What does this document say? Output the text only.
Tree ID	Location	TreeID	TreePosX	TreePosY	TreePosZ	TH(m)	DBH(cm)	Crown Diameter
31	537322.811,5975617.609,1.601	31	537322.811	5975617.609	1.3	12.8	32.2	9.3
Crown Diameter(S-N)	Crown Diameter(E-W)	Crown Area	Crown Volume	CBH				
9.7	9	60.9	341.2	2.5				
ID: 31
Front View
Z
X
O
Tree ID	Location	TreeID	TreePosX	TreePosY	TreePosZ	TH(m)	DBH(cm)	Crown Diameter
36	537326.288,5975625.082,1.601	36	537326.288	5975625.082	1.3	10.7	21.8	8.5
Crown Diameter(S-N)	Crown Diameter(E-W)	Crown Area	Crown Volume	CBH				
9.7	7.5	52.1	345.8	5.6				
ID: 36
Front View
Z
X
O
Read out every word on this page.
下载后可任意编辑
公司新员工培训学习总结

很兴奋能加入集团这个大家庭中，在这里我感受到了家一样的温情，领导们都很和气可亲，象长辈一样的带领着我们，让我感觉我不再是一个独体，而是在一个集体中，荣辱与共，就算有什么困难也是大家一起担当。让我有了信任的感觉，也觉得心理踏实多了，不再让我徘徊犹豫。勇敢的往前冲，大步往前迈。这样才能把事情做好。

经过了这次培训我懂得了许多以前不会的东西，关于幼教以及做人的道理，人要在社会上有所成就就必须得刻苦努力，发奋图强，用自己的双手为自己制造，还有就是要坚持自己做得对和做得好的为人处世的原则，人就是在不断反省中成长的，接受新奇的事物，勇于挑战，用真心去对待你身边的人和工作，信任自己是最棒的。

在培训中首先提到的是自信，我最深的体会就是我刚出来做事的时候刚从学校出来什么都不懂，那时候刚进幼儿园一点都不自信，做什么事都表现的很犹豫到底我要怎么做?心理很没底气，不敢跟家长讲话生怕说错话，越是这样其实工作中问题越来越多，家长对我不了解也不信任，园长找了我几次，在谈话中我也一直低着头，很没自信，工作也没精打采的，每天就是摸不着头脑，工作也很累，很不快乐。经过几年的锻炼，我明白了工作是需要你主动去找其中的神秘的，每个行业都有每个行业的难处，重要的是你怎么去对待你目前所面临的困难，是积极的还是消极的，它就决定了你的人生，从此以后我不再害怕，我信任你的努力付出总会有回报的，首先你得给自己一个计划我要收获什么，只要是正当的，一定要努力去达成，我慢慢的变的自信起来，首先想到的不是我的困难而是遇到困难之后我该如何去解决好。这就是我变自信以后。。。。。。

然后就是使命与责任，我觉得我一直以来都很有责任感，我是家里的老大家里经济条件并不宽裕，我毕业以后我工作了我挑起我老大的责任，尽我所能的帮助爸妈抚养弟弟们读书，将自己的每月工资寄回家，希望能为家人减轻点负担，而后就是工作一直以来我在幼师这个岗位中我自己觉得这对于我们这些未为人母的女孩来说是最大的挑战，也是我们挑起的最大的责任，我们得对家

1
-.-.-
> [Given problem]: From the first line to the last, please quote the material above exactly.

> [Solution for this task]:
What does this document say? Output the text only.
Tree ID	Location	TreeID	TreePosX	TreePosY	TreePosZ	TH(m)	DBH(cm)	Crown Diameter
31	537322.811,5975617.609,1.601	31	537322.811	5975617.609	1.3	12.8	32.2	9.3
Crown Diameter(S-N)	Crown Diameter(E-W)	Crown Area	Crown Volume	CBH				
9.7	9	60.9	341.2	2.5				
ID: 31
Front View
Z
X
O
Tree ID	Location	TreeID	TreePosX	TreePosY	TreePosZ	TH(m)	DBH(cm)	Crown Diameter
36	537326.288,5975625.082,1.601	36	537326.288	5975625.082	1.3	10.7	21.8	8.5
Crown Diameter(S-N)	Crown Diameter(E-W)	Crown Area	Crown Volume	CBH				
9.7	7.5	52.1	345.8	5.6				
ID: 36
Front View
Z
X
O
Read out every word on this page.
下载后可任意编辑
公司新员工培训学习总结

很兴奋能加入集团这个大家庭中，在这里我感受到了家一样的温情，领导们都很和气可亲，象长辈一样的带领着我们，让我感觉我不再是一个独体，而是在一个集体中，荣辱与共，就算有什么困难也是大家一起担当。让我有了信任的感觉，也觉得心理踏实多了，不再让我徘徊犹豫。勇敢的往前冲，大步往前迈。这样才能把事情做好。

经过了这次培训我懂得了许多以前不会的东西，关于幼教以及做人的道理，人要在社会上有所成就就必须得刻苦努力，发奋图强，用自己的双手为自己制造，还有就是要坚持自己做得对和做得好的为人处世的原则，人就是在不断反省中成长的，接受新奇的事物，勇于挑战，用真心去对待你身边的人和工作，信任自己是最棒的。

在培训中首先提到的是自信，我最深的体会就是我刚出来做事的时候刚从学校出来什么都不懂，那时候刚进幼儿园一点都不自信，做什么事都表现的很犹豫到底我要怎么做?心理很没底气，不敢跟家长讲话生怕说错话，越是这样其实工作中问题越来越多，家长对我不了解也不信任，园长找了我几次，在谈话中我也一直低着头，很没自信，工作也没精打采的，每天就是摸不着头脑，工作也很累，很不快乐。经过几年的锻炼，我明白了工作是需要你主动去找其中的神秘的，每个行业都有每个行业的难处，重要的是你怎么去对待你目前所面临的困难，是积极的还是消极的，它就决定了你的人生，从此以后我不再害怕，我信任你的努力付出总会有回报的，首先你得给自己一个计划我要收获什么，只要是正当的，一定要努力去达成，我慢慢的变的自信起来，首先想到的不是我的困难而是遇到困难之后我该如何去解决好。这就是我变自信以后。。。。。。

然后就是使命与责任，我觉得我一直以来都很有责任感，我是家里的老大家里经济条件并不宽裕，我毕业以后我工作了我挑起我老大的责任，尽我所能的帮助爸妈抚养弟弟们读书，将自己的每月工资寄回家，希望能为家人减轻点负担，而后就是工作一直以来我在幼师这个岗位中我自己觉得这对于我们这些未为人母的女孩来说是最大的挑战，也是我们挑起的最大的责任，我们得对家

1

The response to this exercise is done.